__TO DO__: Return all lines from the listing below in which the string "badge" occurs.

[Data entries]

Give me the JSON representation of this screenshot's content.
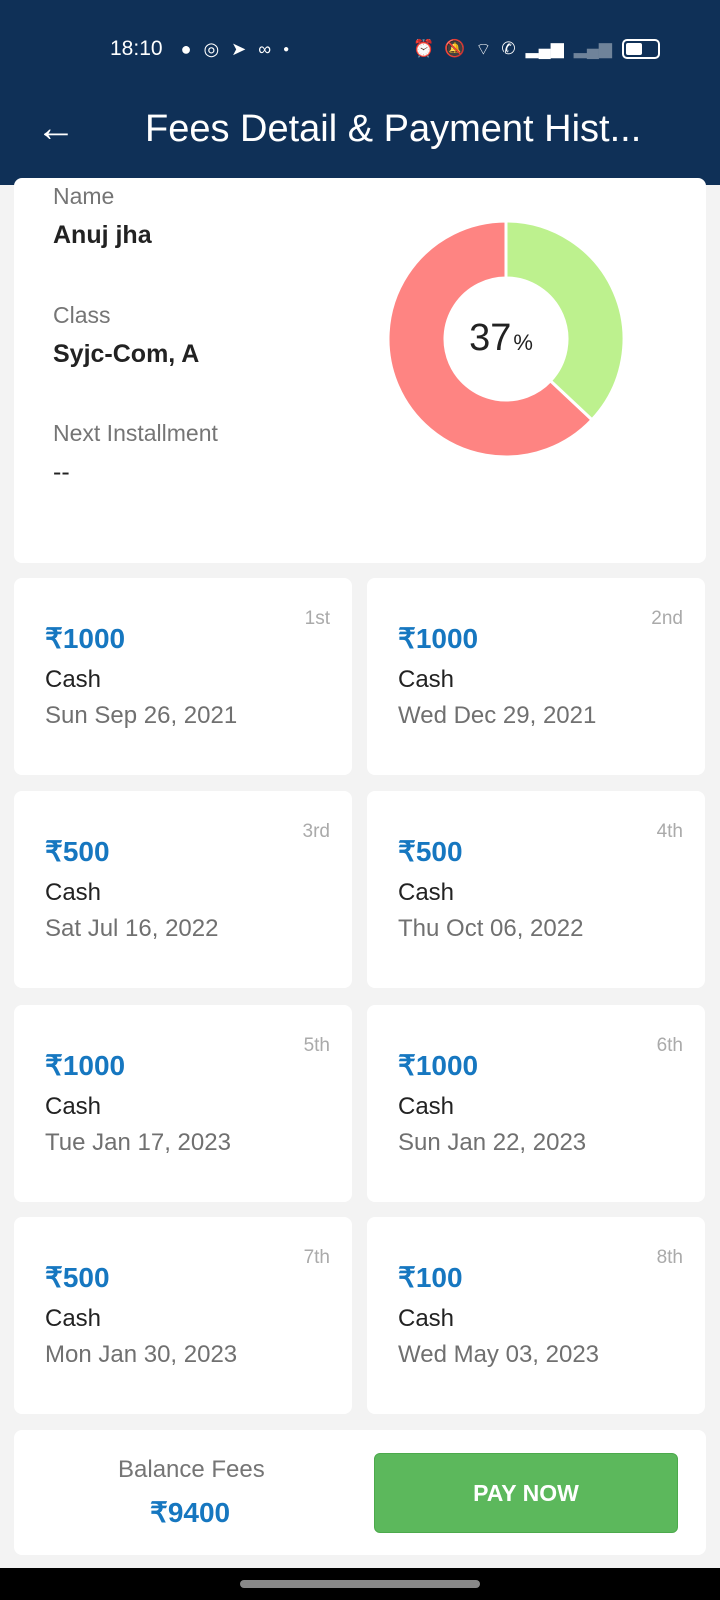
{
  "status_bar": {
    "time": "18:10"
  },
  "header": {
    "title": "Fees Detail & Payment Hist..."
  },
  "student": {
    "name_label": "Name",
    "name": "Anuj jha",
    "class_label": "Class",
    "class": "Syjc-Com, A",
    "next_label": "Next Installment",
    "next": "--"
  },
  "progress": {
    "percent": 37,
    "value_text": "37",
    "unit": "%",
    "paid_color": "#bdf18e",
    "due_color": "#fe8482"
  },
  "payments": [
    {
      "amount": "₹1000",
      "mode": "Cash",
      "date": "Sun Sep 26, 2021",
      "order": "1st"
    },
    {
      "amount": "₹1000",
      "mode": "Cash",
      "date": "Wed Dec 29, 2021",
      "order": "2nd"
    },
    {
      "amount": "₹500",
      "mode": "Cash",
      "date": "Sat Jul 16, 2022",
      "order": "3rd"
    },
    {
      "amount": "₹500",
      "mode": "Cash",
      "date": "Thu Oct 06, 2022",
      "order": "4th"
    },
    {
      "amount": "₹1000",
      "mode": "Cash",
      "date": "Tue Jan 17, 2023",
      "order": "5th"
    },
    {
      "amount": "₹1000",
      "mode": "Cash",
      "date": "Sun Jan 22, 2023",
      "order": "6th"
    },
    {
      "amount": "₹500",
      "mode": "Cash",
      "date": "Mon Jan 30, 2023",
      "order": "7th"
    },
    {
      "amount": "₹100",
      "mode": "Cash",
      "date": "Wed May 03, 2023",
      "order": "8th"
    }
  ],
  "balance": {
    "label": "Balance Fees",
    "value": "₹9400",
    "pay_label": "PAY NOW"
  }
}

...

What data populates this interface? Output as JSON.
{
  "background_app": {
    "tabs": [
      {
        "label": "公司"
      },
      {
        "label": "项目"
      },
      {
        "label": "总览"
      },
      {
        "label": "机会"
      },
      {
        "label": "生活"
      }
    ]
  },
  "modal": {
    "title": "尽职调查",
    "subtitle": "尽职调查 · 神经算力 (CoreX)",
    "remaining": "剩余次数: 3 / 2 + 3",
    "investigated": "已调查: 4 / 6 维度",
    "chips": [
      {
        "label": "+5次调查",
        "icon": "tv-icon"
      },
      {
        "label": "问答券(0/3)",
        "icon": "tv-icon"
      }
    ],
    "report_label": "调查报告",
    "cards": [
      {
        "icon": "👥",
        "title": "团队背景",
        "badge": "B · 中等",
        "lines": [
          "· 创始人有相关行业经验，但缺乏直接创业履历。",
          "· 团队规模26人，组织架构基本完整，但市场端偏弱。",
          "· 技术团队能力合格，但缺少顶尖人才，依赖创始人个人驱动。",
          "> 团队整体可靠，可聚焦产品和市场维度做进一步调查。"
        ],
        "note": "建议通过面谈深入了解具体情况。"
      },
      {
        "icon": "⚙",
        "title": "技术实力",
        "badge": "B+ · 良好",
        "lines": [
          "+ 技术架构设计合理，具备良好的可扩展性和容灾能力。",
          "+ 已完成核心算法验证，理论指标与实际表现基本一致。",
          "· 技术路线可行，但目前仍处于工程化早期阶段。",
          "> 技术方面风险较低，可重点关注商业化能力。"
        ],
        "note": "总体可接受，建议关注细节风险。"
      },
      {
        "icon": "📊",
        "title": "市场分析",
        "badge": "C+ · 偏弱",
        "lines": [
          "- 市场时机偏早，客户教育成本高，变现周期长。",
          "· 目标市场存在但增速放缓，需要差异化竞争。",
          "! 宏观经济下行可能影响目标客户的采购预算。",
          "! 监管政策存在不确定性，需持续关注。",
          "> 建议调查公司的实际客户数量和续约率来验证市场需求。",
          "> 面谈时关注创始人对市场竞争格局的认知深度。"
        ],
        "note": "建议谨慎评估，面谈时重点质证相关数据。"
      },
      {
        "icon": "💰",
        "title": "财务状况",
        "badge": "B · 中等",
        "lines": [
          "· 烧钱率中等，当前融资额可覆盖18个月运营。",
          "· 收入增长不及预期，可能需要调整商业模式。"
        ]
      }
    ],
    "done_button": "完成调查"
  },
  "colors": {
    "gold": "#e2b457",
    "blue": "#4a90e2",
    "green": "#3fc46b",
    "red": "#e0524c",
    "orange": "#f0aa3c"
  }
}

* * *

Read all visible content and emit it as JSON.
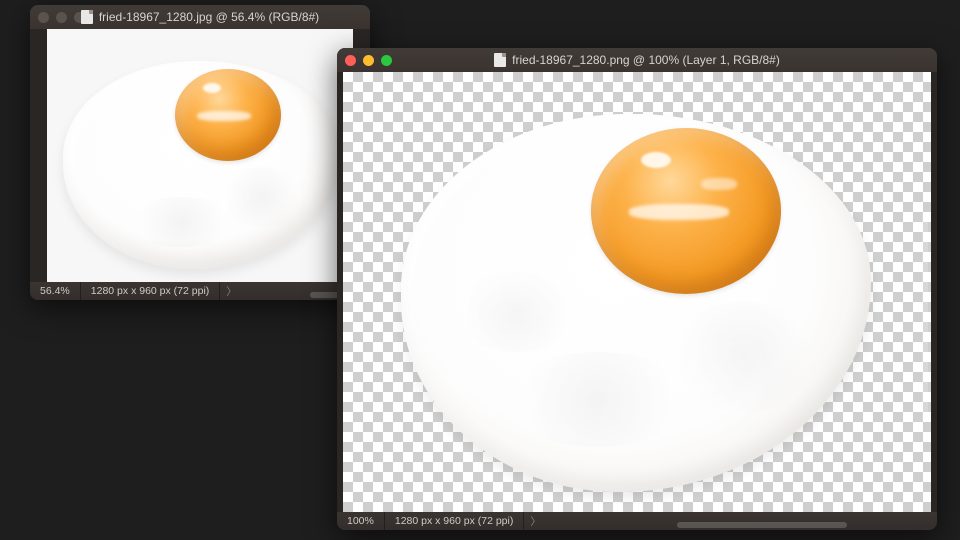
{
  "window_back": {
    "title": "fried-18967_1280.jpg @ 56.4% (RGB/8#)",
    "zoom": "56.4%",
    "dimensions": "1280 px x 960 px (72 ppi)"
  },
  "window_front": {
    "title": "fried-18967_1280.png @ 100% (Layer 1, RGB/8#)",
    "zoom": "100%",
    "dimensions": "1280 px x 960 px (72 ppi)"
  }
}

__ANSWER FOR THIS EXERCISE__:
        "badge": "B · 中等",
        "badge": "B+ · 良好",
        "badge": "C+ · 偏弱",
        "badge": "B · 中等",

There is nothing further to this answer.